_THE TASK_. Give only the number of lines in the listing below where the string "fine" occurs.
--- START OF SUPPLIED MATERIAL ---
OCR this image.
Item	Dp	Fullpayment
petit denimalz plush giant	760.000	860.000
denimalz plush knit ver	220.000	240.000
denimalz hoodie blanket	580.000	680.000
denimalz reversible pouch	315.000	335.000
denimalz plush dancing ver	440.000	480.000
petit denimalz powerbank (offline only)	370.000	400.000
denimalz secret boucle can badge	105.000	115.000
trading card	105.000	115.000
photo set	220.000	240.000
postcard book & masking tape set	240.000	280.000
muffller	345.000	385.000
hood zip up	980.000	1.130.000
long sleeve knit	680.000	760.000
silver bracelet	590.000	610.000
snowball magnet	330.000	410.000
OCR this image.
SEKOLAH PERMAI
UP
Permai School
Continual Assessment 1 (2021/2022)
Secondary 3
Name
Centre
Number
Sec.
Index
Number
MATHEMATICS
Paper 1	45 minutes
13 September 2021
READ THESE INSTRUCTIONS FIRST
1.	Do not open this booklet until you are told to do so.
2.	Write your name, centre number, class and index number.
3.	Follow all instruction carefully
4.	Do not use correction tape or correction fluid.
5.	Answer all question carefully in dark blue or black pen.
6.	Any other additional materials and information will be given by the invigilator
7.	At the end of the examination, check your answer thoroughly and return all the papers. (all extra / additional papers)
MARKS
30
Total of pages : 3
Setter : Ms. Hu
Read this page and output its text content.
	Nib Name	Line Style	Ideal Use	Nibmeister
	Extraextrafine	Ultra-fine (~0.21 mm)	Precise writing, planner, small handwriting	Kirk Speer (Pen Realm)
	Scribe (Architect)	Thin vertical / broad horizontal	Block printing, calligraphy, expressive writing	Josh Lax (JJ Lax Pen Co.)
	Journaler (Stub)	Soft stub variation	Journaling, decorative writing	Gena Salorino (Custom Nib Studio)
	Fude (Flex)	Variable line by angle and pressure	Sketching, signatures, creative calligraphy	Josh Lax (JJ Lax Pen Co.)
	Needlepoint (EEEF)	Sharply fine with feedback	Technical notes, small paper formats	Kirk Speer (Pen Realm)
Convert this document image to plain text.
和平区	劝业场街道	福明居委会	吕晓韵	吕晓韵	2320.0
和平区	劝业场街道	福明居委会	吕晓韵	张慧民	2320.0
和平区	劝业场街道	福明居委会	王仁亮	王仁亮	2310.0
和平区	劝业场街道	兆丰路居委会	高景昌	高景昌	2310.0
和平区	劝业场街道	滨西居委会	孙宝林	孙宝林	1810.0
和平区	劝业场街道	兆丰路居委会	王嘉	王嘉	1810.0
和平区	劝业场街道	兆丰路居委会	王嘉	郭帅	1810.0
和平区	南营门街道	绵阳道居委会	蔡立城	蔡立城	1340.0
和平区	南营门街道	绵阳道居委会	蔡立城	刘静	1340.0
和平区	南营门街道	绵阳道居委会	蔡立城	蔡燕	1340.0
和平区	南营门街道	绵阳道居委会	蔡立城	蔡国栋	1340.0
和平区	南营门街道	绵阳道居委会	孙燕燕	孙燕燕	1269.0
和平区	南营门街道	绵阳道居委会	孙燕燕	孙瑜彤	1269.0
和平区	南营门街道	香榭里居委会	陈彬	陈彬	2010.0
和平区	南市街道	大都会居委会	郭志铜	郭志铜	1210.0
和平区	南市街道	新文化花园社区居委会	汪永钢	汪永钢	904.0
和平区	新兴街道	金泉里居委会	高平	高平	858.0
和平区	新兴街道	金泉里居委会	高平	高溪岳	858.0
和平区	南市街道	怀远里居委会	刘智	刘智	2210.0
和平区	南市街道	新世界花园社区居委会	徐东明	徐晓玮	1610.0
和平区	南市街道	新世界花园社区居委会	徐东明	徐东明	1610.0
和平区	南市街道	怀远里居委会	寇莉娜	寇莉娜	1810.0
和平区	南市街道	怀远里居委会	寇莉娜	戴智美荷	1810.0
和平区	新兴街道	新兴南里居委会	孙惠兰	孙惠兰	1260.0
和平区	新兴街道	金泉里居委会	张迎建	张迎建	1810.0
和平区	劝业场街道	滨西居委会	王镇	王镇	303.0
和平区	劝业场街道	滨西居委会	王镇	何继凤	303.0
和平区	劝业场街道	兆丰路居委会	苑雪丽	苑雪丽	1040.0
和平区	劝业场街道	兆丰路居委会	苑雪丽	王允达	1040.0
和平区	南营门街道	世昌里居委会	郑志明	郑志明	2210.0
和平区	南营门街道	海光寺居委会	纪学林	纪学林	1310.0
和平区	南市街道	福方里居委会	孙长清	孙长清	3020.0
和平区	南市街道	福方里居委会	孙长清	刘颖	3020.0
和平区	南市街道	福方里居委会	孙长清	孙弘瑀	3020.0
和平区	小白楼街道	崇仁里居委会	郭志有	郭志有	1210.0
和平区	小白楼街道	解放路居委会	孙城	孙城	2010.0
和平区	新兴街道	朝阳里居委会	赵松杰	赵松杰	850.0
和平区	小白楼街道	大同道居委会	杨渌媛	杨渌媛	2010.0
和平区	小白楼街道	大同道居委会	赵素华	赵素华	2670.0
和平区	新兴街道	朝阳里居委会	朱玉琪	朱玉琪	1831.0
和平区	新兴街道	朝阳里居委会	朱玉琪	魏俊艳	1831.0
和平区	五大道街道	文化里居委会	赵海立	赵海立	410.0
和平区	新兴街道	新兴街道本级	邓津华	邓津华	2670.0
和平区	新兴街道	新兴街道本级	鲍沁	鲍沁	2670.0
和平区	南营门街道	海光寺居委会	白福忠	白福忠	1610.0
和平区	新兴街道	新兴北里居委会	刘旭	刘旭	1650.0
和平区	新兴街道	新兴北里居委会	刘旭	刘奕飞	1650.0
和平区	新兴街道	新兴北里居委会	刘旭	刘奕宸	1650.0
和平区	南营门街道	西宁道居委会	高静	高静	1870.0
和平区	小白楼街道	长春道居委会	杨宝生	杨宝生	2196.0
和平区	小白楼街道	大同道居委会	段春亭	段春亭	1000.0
--- END OF SUPPLIED MATERIAL ---
_THE RESULT_. 2